ЧТО СДЕЛАТЬ
1. Изложите содержание текста о Константине Кокоре в двух предложениях.
2. Перепишите отрывок текста о Константине Кокоре от предложения со словами «Константин Кокора –» до слов «велела ему совесть.» включительно, переименовав «патриарх Кирилл» в «глава церкви».

ТЕКСТОВЫЙ ФРАГМЕНТ
***

«Настоятель говорил: “Мы как в армии: нам сказали стрелять – значит, надо стрелять”»
- Apr 30
- 12 min read
Московский священник Константин Кокора отказался читать провоенную молитву, получил запрет на служение и уехал с семьёй во Францию при поддержке inTransit

Константин Кокора – священник Русской православной церкви, богослов и педагог из Москвы. После начала полномасштабного вторжения России в Украину он занял антивоенную позицию: говорил об этом в проповедях, на лекциях при приходе и в личных беседах с прихожанами. Когда патриарх Кирилл ввёл обязательную молитву «О Святой Руси» с прошением о победе российских вооружённых сил, он отказался читать её в полном виде – и продолжал служить так, как велела ему совесть.
В октябре 2024 года указом патриарха он был запрещён в священнослужении на три года. После этого его фактически отстранили от любой деятельности в структурах РПЦ: отказали в праве вести огласительные беседы или любые занятия с прихожанами, беседовать со школьниками и даже приходить в дом престарелых. Зимой 2025 года Кокора вошёл в рабочую группу, подготовившую «Антивоенное исповедание веры» – коллективное обращение православного духовенства и мирян, опубликованное в «Новой газете Европа». Когда его знакомого арестовали ФСБ, семья Кокоры в страхе съехала с квартиры, опасаясь обыска, – и всерьёз задумалась об отъезде.

***

ИСХОДНЫЕ ДАННЫЕ

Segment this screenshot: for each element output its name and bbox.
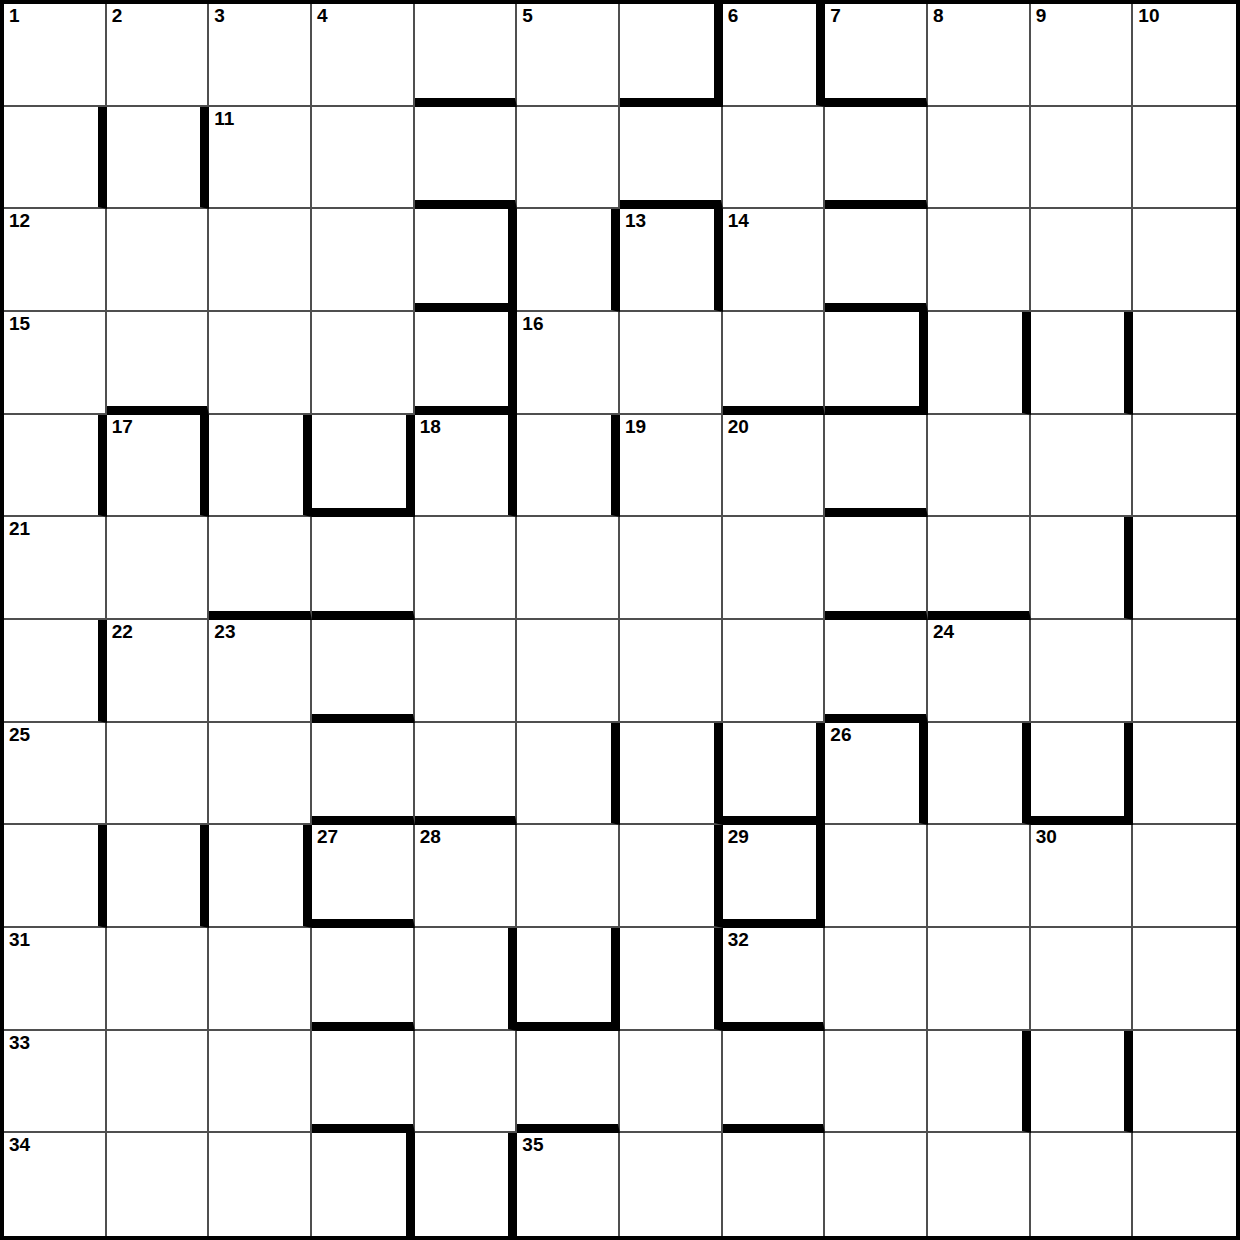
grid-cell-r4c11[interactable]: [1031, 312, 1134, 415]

***

ОТВЕТЫ ПО ПОРЯДКУ
1. Московский священник Константин Кокора после начала полномасштабного вторжения России в Украину занял антивоенную позицию и отказался читать в полном виде обязательную молитву «О Святой Руси» с прошением о победе российских вооружённых сил. В октябре 2024 года указом патриарха он был запрещён в священнослужении на три года и отстранён от любой деятельности в структурах РПЦ, а после ареста его знакомого ФСБ его семья всерьёз задумалась об отъезде.

2.
Константин Кокора – священник Русской православной церкви, богослов и педагог из Москвы. После начала полномасштабного вторжения России в Украину он занял антивоенную позицию: говорил об этом в проповедях, на лекциях при приходе и в личных беседах с прихожанами. Когда глава церкви ввёл обязательную молитву «О Святой Руси» с прошением о победе российских вооружённых сил, он отказался читать её в полном виде – и продолжал служить так, как велела ему совесть.